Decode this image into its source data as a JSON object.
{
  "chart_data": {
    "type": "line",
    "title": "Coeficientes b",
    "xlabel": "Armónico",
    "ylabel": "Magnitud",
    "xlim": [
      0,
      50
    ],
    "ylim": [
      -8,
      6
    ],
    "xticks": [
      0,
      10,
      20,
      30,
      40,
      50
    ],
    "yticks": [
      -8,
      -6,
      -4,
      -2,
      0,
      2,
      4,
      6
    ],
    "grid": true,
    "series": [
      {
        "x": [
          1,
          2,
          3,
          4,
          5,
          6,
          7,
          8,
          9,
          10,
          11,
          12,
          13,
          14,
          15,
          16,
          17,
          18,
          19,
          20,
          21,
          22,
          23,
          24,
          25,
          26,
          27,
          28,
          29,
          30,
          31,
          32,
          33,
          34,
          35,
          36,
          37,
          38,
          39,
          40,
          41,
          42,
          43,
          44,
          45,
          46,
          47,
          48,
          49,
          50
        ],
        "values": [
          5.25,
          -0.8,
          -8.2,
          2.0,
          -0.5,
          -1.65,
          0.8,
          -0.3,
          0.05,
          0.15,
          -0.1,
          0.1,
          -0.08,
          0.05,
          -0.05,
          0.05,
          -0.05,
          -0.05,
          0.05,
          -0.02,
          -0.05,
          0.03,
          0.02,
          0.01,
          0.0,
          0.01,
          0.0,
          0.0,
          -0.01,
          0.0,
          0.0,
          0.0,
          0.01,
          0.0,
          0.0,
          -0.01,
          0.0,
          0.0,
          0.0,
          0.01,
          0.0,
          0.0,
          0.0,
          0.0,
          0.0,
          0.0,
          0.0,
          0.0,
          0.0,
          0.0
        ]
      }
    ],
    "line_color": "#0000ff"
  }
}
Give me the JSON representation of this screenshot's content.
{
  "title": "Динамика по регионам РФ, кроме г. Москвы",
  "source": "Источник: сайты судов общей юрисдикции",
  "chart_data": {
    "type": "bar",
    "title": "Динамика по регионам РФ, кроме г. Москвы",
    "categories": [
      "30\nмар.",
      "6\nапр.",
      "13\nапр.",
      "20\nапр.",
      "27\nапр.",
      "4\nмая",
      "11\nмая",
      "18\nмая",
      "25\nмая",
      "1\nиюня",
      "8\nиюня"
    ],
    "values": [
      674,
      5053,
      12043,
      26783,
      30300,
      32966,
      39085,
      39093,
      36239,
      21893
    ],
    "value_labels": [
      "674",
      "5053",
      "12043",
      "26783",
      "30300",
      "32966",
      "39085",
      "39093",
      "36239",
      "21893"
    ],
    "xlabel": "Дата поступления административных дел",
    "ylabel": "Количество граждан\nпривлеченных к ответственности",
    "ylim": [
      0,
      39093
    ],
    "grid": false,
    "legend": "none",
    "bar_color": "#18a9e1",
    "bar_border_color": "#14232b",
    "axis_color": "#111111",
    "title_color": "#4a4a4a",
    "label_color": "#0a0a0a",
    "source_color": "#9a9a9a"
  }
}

****

▶ _WHAT YOU WILL DO_:
Please return the data above exactly as given.

▶ _ANSWER BELOW_:
Decode this image into its source data as a JSON object.
{
  "chart_data": {
    "type": "line",
    "title": "Coeficientes b",
    "xlabel": "Armónico",
    "ylabel": "Magnitud",
    "xlim": [
      0,
      50
    ],
    "ylim": [
      -8,
      6
    ],
    "xticks": [
      0,
      10,
      20,
      30,
      40,
      50
    ],
    "yticks": [
      -8,
      -6,
      -4,
      -2,
      0,
      2,
      4,
      6
    ],
    "grid": true,
    "series": [
      {
        "x": [
          1,
          2,
          3,
          4,
          5,
          6,
          7,
          8,
          9,
          10,
          11,
          12,
          13,
          14,
          15,
          16,
          17,
          18,
          19,
          20,
          21,
          22,
          23,
          24,
          25,
          26,
          27,
          28,
          29,
          30,
          31,
          32,
          33,
          34,
          35,
          36,
          37,
          38,
          39,
          40,
          41,
          42,
          43,
          44,
          45,
          46,
          47,
          48,
          49,
          50
        ],
        "values": [
          5.25,
          -0.8,
          -8.2,
          2.0,
          -0.5,
          -1.65,
          0.8,
          -0.3,
          0.05,
          0.15,
          -0.1,
          0.1,
          -0.08,
          0.05,
          -0.05,
          0.05,
          -0.05,
          -0.05,
          0.05,
          -0.02,
          -0.05,
          0.03,
          0.02,
          0.01,
          0.0,
          0.01,
          0.0,
          0.0,
          -0.01,
          0.0,
          0.0,
          0.0,
          0.01,
          0.0,
          0.0,
          -0.01,
          0.0,
          0.0,
          0.0,
          0.01,
          0.0,
          0.0,
          0.0,
          0.0,
          0.0,
          0.0,
          0.0,
          0.0,
          0.0,
          0.0
        ]
      }
    ],
    "line_color": "#0000ff"
  }
}
Give me the JSON representation of this screenshot's content.
{
  "title": "Динамика по регионам РФ, кроме г. Москвы",
  "source": "Источник: сайты судов общей юрисдикции",
  "chart_data": {
    "type": "bar",
    "title": "Динамика по регионам РФ, кроме г. Москвы",
    "categories": [
      "30\nмар.",
      "6\nапр.",
      "13\nапр.",
      "20\nапр.",
      "27\nапр.",
      "4\nмая",
      "11\nмая",
      "18\nмая",
      "25\nмая",
      "1\nиюня",
      "8\nиюня"
    ],
    "values": [
      674,
      5053,
      12043,
      26783,
      30300,
      32966,
      39085,
      39093,
      36239,
      21893
    ],
    "value_labels": [
      "674",
      "5053",
      "12043",
      "26783",
      "30300",
      "32966",
      "39085",
      "39093",
      "36239",
      "21893"
    ],
    "xlabel": "Дата поступления административных дел",
    "ylabel": "Количество граждан\nпривлеченных к ответственности",
    "ylim": [
      0,
      39093
    ],
    "grid": false,
    "legend": "none",
    "bar_color": "#18a9e1",
    "bar_border_color": "#14232b",
    "axis_color": "#111111",
    "title_color": "#4a4a4a",
    "label_color": "#0a0a0a",
    "source_color": "#9a9a9a"
  }
}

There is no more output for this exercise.